> _SHORT PROBLEM_:
Report how many lines contain "image". The answer is a single number.

──────────

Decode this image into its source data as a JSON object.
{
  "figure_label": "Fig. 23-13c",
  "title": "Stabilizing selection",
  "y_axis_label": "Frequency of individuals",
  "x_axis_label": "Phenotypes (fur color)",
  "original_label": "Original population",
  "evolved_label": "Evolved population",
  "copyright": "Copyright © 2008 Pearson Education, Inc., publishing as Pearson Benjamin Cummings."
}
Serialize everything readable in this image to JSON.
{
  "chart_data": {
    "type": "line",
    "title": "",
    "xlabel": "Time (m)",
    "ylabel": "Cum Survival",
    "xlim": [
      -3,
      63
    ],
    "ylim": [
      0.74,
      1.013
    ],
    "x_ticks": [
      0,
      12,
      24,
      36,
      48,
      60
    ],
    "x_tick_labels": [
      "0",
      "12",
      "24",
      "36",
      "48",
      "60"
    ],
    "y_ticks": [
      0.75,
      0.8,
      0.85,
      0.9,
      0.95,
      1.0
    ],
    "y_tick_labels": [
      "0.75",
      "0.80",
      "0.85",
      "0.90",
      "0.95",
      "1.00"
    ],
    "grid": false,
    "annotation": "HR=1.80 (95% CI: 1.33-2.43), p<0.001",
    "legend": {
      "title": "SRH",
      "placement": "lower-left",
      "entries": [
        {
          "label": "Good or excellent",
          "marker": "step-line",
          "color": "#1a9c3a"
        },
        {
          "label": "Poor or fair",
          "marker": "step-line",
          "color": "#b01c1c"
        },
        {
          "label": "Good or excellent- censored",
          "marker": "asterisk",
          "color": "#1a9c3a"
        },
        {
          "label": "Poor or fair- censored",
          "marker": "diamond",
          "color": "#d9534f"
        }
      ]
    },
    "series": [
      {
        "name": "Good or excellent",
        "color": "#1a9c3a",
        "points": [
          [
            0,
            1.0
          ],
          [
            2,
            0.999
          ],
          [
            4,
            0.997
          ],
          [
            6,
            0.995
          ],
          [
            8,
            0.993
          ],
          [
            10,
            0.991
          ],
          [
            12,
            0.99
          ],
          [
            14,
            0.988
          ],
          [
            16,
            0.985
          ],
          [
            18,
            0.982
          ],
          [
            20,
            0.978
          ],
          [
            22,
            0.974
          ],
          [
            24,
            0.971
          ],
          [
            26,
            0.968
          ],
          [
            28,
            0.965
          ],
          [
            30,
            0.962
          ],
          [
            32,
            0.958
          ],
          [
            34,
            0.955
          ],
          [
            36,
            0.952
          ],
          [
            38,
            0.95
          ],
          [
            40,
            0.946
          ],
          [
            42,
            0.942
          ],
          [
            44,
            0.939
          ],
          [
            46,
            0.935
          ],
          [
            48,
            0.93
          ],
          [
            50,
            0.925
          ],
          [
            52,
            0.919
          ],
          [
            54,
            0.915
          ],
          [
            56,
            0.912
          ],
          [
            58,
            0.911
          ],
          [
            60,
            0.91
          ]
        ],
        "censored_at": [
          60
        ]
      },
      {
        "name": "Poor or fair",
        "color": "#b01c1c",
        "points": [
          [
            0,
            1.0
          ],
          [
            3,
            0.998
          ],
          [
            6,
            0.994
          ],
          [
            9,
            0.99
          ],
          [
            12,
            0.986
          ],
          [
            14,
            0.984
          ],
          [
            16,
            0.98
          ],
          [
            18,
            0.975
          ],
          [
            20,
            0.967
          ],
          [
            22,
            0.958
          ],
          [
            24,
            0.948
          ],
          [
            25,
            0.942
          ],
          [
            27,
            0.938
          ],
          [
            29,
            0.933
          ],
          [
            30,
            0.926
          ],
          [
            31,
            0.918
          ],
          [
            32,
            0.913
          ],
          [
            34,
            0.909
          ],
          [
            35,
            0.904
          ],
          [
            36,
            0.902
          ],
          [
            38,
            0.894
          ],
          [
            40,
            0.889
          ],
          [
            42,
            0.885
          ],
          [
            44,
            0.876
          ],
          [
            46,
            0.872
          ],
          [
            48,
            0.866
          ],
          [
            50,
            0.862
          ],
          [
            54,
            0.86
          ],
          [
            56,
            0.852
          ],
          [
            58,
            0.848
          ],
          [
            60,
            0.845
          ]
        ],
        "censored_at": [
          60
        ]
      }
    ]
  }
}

──────────

> _EXERCISE OUTPUT_:
2